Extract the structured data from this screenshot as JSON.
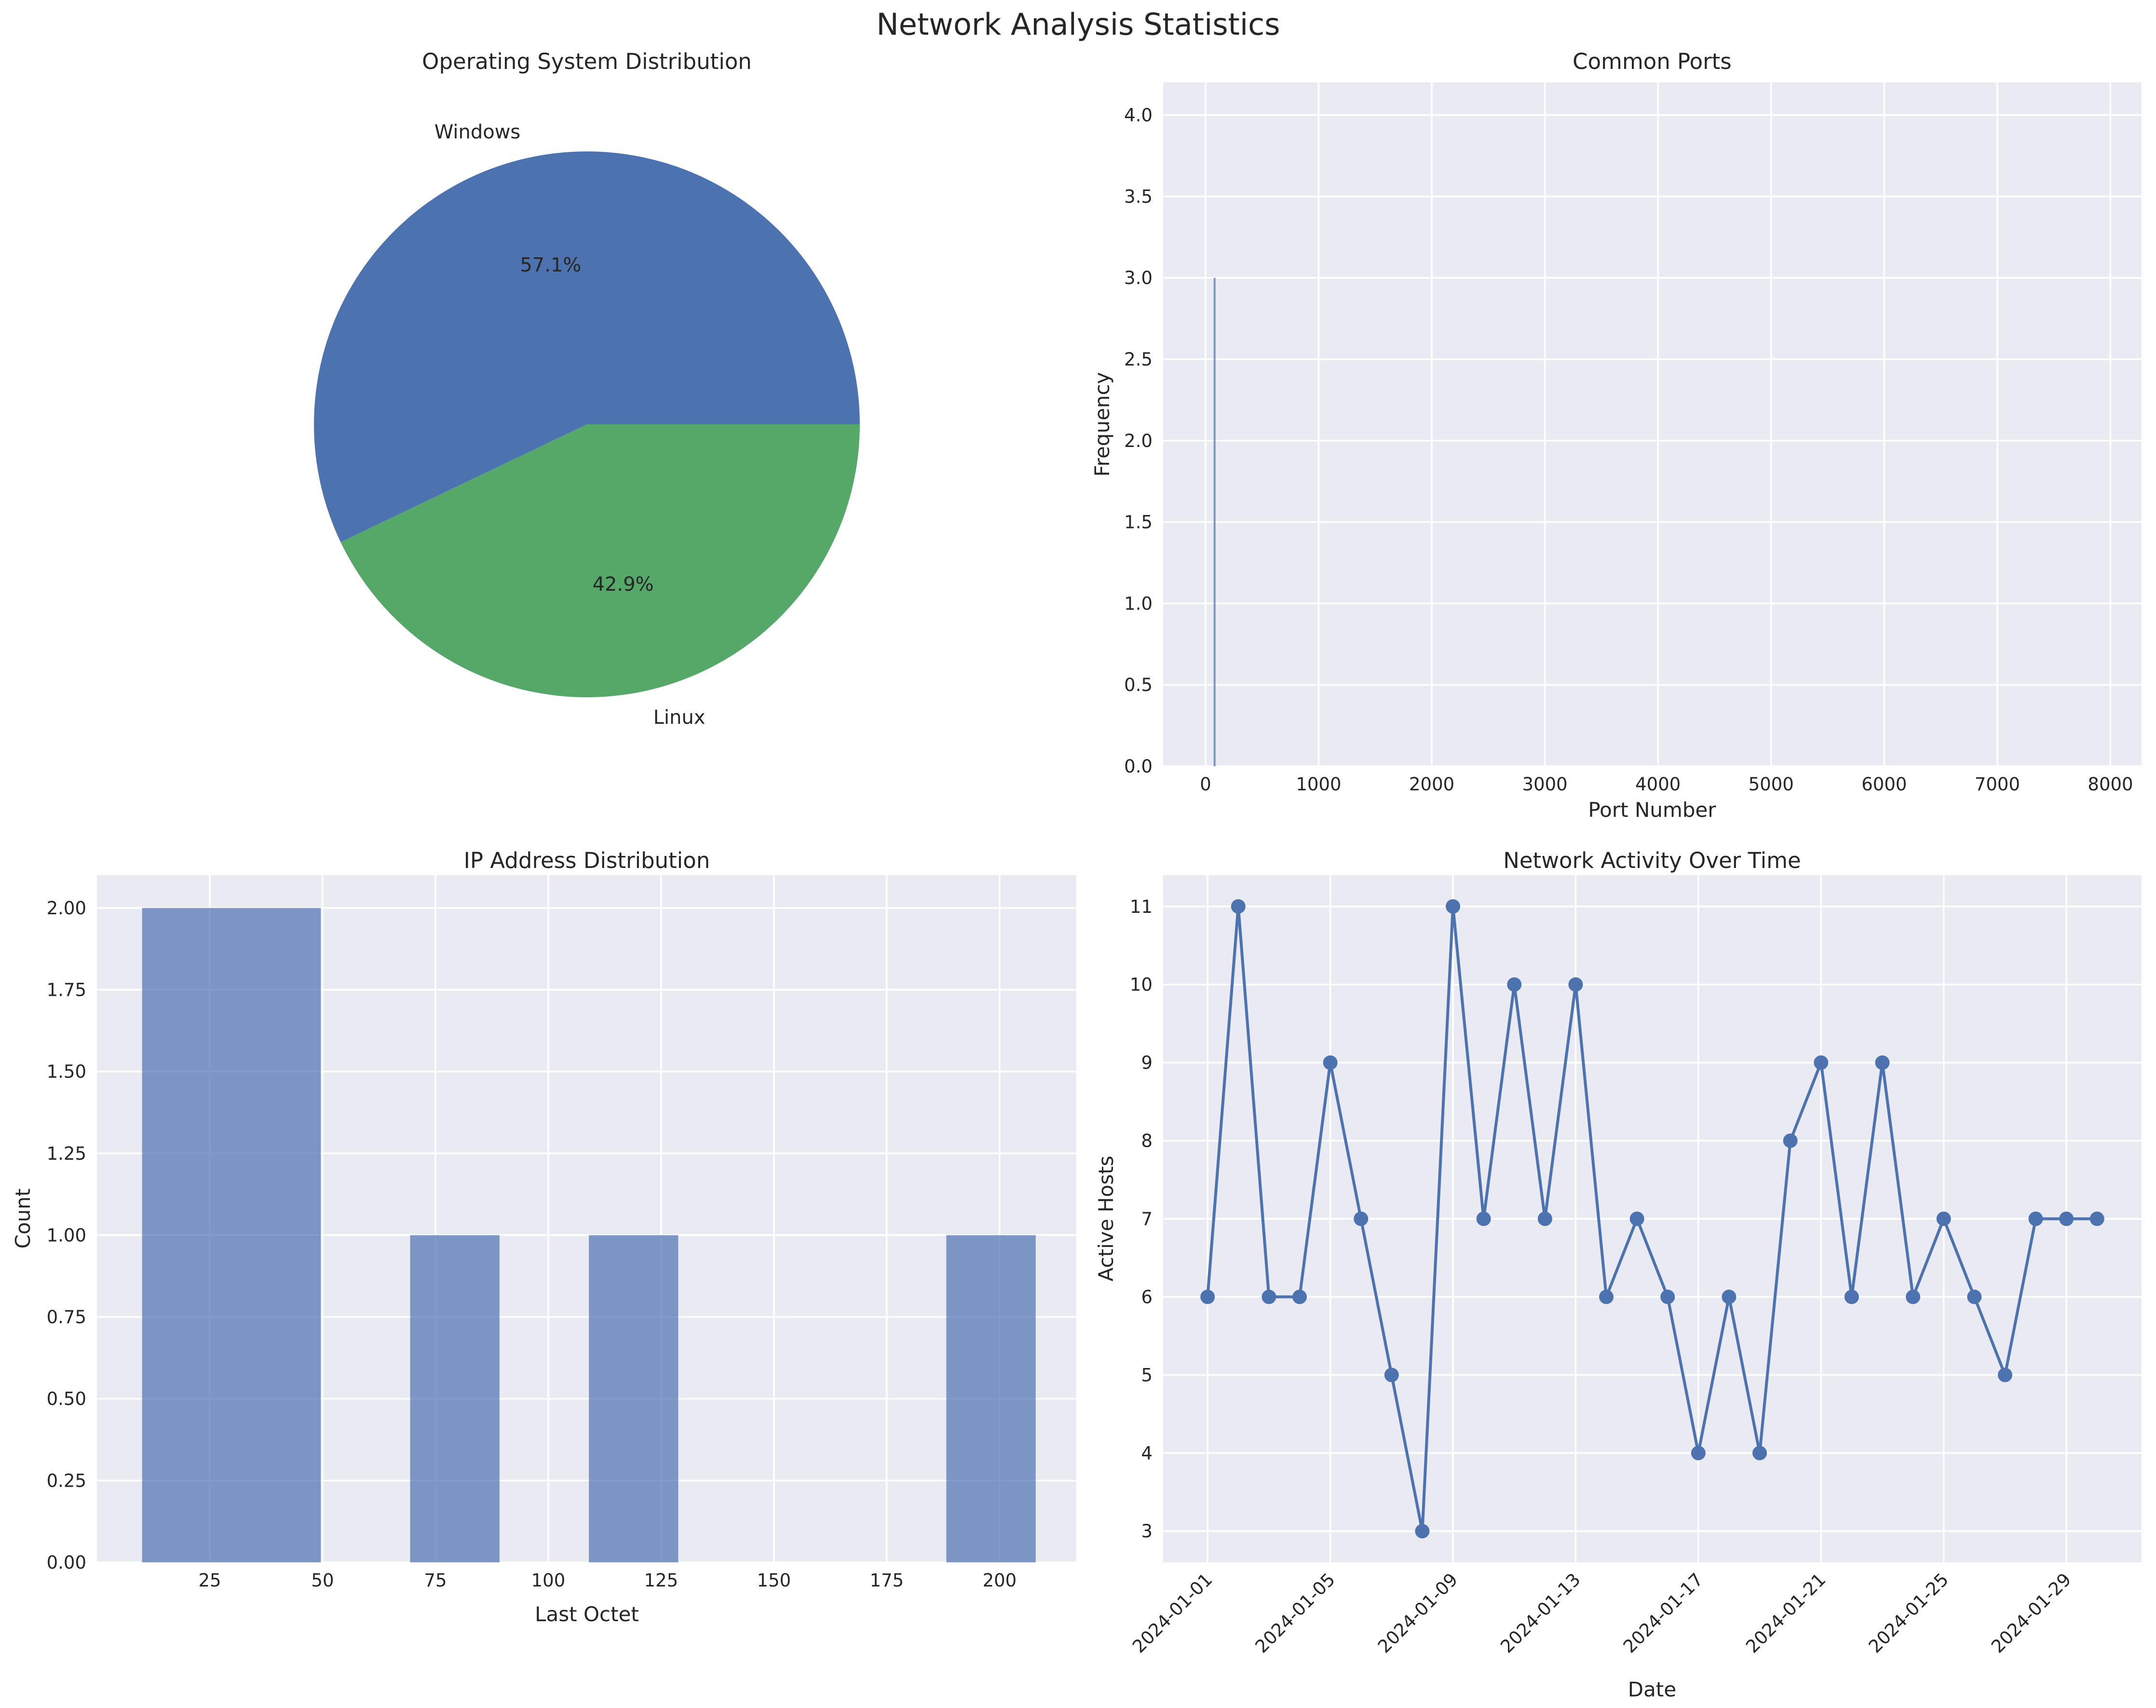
{
  "figure": {
    "title": "Network Analysis Statistics"
  },
  "chart_data": [
    {
      "type": "pie",
      "title": "Operating System Distribution",
      "labels": [
        "Windows",
        "Linux"
      ],
      "percentages": [
        57.1,
        42.9
      ],
      "pct_labels": [
        "57.1%",
        "42.9%"
      ],
      "counts": [
        4,
        3
      ],
      "colors": [
        "#4c72b0",
        "#55a868"
      ]
    },
    {
      "type": "bar",
      "title": "Common Ports",
      "xlabel": "Port Number",
      "ylabel": "Frequency",
      "xlim": [
        -375,
        8275
      ],
      "ylim": [
        0,
        4.2
      ],
      "xticks": [
        0,
        1000,
        2000,
        3000,
        4000,
        5000,
        6000,
        7000,
        8000
      ],
      "xtick_labels": [
        "0",
        "1000",
        "2000",
        "3000",
        "4000",
        "5000",
        "6000",
        "7000",
        "8000"
      ],
      "yticks": [
        0,
        0.5,
        1,
        1.5,
        2,
        2.5,
        3,
        3.5,
        4
      ],
      "ytick_labels": [
        "0.0",
        "0.5",
        "1.0",
        "1.5",
        "2.0",
        "2.5",
        "3.0",
        "3.5",
        "4.0"
      ],
      "bars": [
        {
          "x": 80,
          "value": 3
        }
      ],
      "bar_color": "#4c72b0"
    },
    {
      "type": "bar",
      "title": "IP Address Distribution",
      "xlabel": "Last Octet",
      "ylabel": "Count",
      "xlim": [
        0,
        217
      ],
      "ylim": [
        0,
        2.1
      ],
      "xticks": [
        25,
        50,
        75,
        100,
        125,
        150,
        175,
        200
      ],
      "xtick_labels": [
        "25",
        "50",
        "75",
        "100",
        "125",
        "150",
        "175",
        "200"
      ],
      "yticks": [
        0,
        0.25,
        0.5,
        0.75,
        1,
        1.25,
        1.5,
        1.75,
        2
      ],
      "ytick_labels": [
        "0.00",
        "0.25",
        "0.50",
        "0.75",
        "1.00",
        "1.25",
        "1.50",
        "1.75",
        "2.00"
      ],
      "bins": [
        {
          "start": 10,
          "end": 49.6,
          "value": 2
        },
        {
          "start": 69.4,
          "end": 89.2,
          "value": 1
        },
        {
          "start": 109,
          "end": 128.8,
          "value": 1
        },
        {
          "start": 188.2,
          "end": 208,
          "value": 1
        }
      ],
      "bar_color": "#4c72b0",
      "bar_alpha": 0.7
    },
    {
      "type": "line",
      "title": "Network Activity Over Time",
      "xlabel": "Date",
      "ylabel": "Active Hosts",
      "x": [
        "2024-01-01",
        "2024-01-02",
        "2024-01-03",
        "2024-01-04",
        "2024-01-05",
        "2024-01-06",
        "2024-01-07",
        "2024-01-08",
        "2024-01-09",
        "2024-01-10",
        "2024-01-11",
        "2024-01-12",
        "2024-01-13",
        "2024-01-14",
        "2024-01-15",
        "2024-01-16",
        "2024-01-17",
        "2024-01-18",
        "2024-01-19",
        "2024-01-20",
        "2024-01-21",
        "2024-01-22",
        "2024-01-23",
        "2024-01-24",
        "2024-01-25",
        "2024-01-26",
        "2024-01-27",
        "2024-01-28",
        "2024-01-29",
        "2024-01-30"
      ],
      "values": [
        6,
        11,
        6,
        6,
        9,
        7,
        5,
        3,
        11,
        7,
        10,
        7,
        10,
        6,
        7,
        6,
        4,
        6,
        4,
        8,
        9,
        6,
        9,
        6,
        7,
        6,
        5,
        7,
        7,
        7
      ],
      "xlim": [
        "2023-12-30T13:12",
        "2024-01-31T10:48"
      ],
      "ylim": [
        2.6,
        11.4
      ],
      "xticks": [
        "2024-01-01",
        "2024-01-05",
        "2024-01-09",
        "2024-01-13",
        "2024-01-17",
        "2024-01-21",
        "2024-01-25",
        "2024-01-29"
      ],
      "yticks": [
        3,
        4,
        5,
        6,
        7,
        8,
        9,
        10,
        11
      ],
      "ytick_labels": [
        "3",
        "4",
        "5",
        "6",
        "7",
        "8",
        "9",
        "10",
        "11"
      ],
      "color": "#4c72b0",
      "marker": "circle"
    }
  ]
}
# # # # # # #
> _WHAT TO WORK ON_
Transcribe each line above verbatim, with the pictures left out.

> _REPLY TO THE EXERCISE_
Extract the structured data from this screenshot as JSON.
{
  "figure": {
    "title": "Network Analysis Statistics"
  },
  "chart_data": [
    {
      "type": "pie",
      "title": "Operating System Distribution",
      "labels": [
        "Windows",
        "Linux"
      ],
      "percentages": [
        57.1,
        42.9
      ],
      "pct_labels": [
        "57.1%",
        "42.9%"
      ],
      "counts": [
        4,
        3
      ],
      "colors": [
        "#4c72b0",
        "#55a868"
      ]
    },
    {
      "type": "bar",
      "title": "Common Ports",
      "xlabel": "Port Number",
      "ylabel": "Frequency",
      "xlim": [
        -375,
        8275
      ],
      "ylim": [
        0,
        4.2
      ],
      "xticks": [
        0,
        1000,
        2000,
        3000,
        4000,
        5000,
        6000,
        7000,
        8000
      ],
      "xtick_labels": [
        "0",
        "1000",
        "2000",
        "3000",
        "4000",
        "5000",
        "6000",
        "7000",
        "8000"
      ],
      "yticks": [
        0,
        0.5,
        1,
        1.5,
        2,
        2.5,
        3,
        3.5,
        4
      ],
      "ytick_labels": [
        "0.0",
        "0.5",
        "1.0",
        "1.5",
        "2.0",
        "2.5",
        "3.0",
        "3.5",
        "4.0"
      ],
      "bars": [
        {
          "x": 80,
          "value": 3
        }
      ],
      "bar_color": "#4c72b0"
    },
    {
      "type": "bar",
      "title": "IP Address Distribution",
      "xlabel": "Last Octet",
      "ylabel": "Count",
      "xlim": [
        0,
        217
      ],
      "ylim": [
        0,
        2.1
      ],
      "xticks": [
        25,
        50,
        75,
        100,
        125,
        150,
        175,
        200
      ],
      "xtick_labels": [
        "25",
        "50",
        "75",
        "100",
        "125",
        "150",
        "175",
        "200"
      ],
      "yticks": [
        0,
        0.25,
        0.5,
        0.75,
        1,
        1.25,
        1.5,
        1.75,
        2
      ],
      "ytick_labels": [
        "0.00",
        "0.25",
        "0.50",
        "0.75",
        "1.00",
        "1.25",
        "1.50",
        "1.75",
        "2.00"
      ],
      "bins": [
        {
          "start": 10,
          "end": 49.6,
          "value": 2
        },
        {
          "start": 69.4,
          "end": 89.2,
          "value": 1
        },
        {
          "start": 109,
          "end": 128.8,
          "value": 1
        },
        {
          "start": 188.2,
          "end": 208,
          "value": 1
        }
      ],
      "bar_color": "#4c72b0",
      "bar_alpha": 0.7
    },
    {
      "type": "line",
      "title": "Network Activity Over Time",
      "xlabel": "Date",
      "ylabel": "Active Hosts",
      "x": [
        "2024-01-01",
        "2024-01-02",
        "2024-01-03",
        "2024-01-04",
        "2024-01-05",
        "2024-01-06",
        "2024-01-07",
        "2024-01-08",
        "2024-01-09",
        "2024-01-10",
        "2024-01-11",
        "2024-01-12",
        "2024-01-13",
        "2024-01-14",
        "2024-01-15",
        "2024-01-16",
        "2024-01-17",
        "2024-01-18",
        "2024-01-19",
        "2024-01-20",
        "2024-01-21",
        "2024-01-22",
        "2024-01-23",
        "2024-01-24",
        "2024-01-25",
        "2024-01-26",
        "2024-01-27",
        "2024-01-28",
        "2024-01-29",
        "2024-01-30"
      ],
      "values": [
        6,
        11,
        6,
        6,
        9,
        7,
        5,
        3,
        11,
        7,
        10,
        7,
        10,
        6,
        7,
        6,
        4,
        6,
        4,
        8,
        9,
        6,
        9,
        6,
        7,
        6,
        5,
        7,
        7,
        7
      ],
      "xlim": [
        "2023-12-30T13:12",
        "2024-01-31T10:48"
      ],
      "ylim": [
        2.6,
        11.4
      ],
      "xticks": [
        "2024-01-01",
        "2024-01-05",
        "2024-01-09",
        "2024-01-13",
        "2024-01-17",
        "2024-01-21",
        "2024-01-25",
        "2024-01-29"
      ],
      "yticks": [
        3,
        4,
        5,
        6,
        7,
        8,
        9,
        10,
        11
      ],
      "ytick_labels": [
        "3",
        "4",
        "5",
        "6",
        "7",
        "8",
        "9",
        "10",
        "11"
      ],
      "color": "#4c72b0",
      "marker": "circle"
    }
  ]
}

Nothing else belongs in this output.